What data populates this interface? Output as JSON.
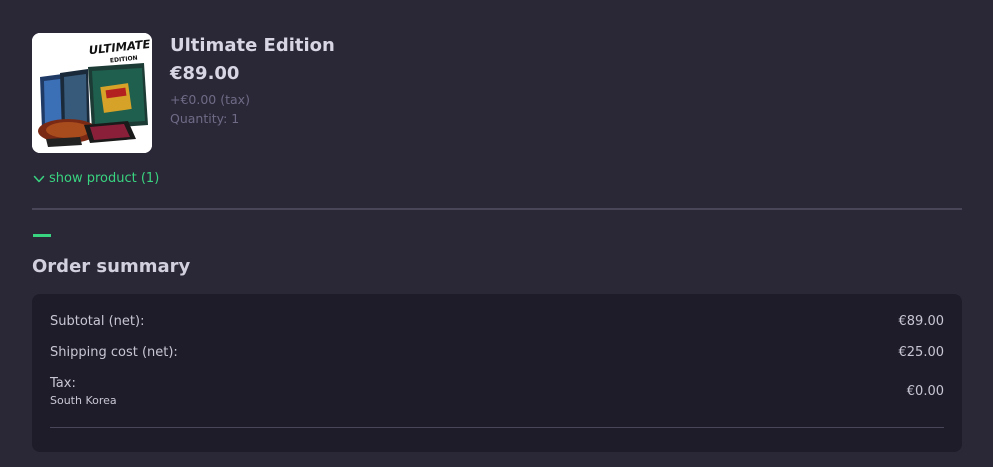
{
  "product": {
    "image_text_top": "ULTIMATE",
    "image_text_bottom": "EDITION",
    "name": "Ultimate Edition",
    "price": "€89.00",
    "tax": "+€0.00 (tax)",
    "quantity": "Quantity: 1",
    "show_product_label": "show product (1)"
  },
  "summary": {
    "title": "Order summary",
    "rows": [
      {
        "label": "Subtotal (net):",
        "value": "€89.00"
      },
      {
        "label": "Shipping cost (net):",
        "value": "€25.00"
      },
      {
        "label": "Tax:",
        "sublabel": "South Korea",
        "value": "€0.00"
      }
    ]
  },
  "colors": {
    "background": "#2a2737",
    "panel": "#1e1c28",
    "accent": "#39d47f"
  }
}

______________________________

#### DIRECTIONS FOR THIS TASK:
Copy every entry word for word, but omit the pictures.

#### WRITTEN SOLUTION:
What data populates this interface? Output as JSON.
{
  "product": {
    "image_text_top": "ULTIMATE",
    "image_text_bottom": "EDITION",
    "name": "Ultimate Edition",
    "price": "€89.00",
    "tax": "+€0.00 (tax)",
    "quantity": "Quantity: 1",
    "show_product_label": "show product (1)"
  },
  "summary": {
    "title": "Order summary",
    "rows": [
      {
        "label": "Subtotal (net):",
        "value": "€89.00"
      },
      {
        "label": "Shipping cost (net):",
        "value": "€25.00"
      },
      {
        "label": "Tax:",
        "sublabel": "South Korea",
        "value": "€0.00"
      }
    ]
  },
  "colors": {
    "background": "#2a2737",
    "panel": "#1e1c28",
    "accent": "#39d47f"
  }
}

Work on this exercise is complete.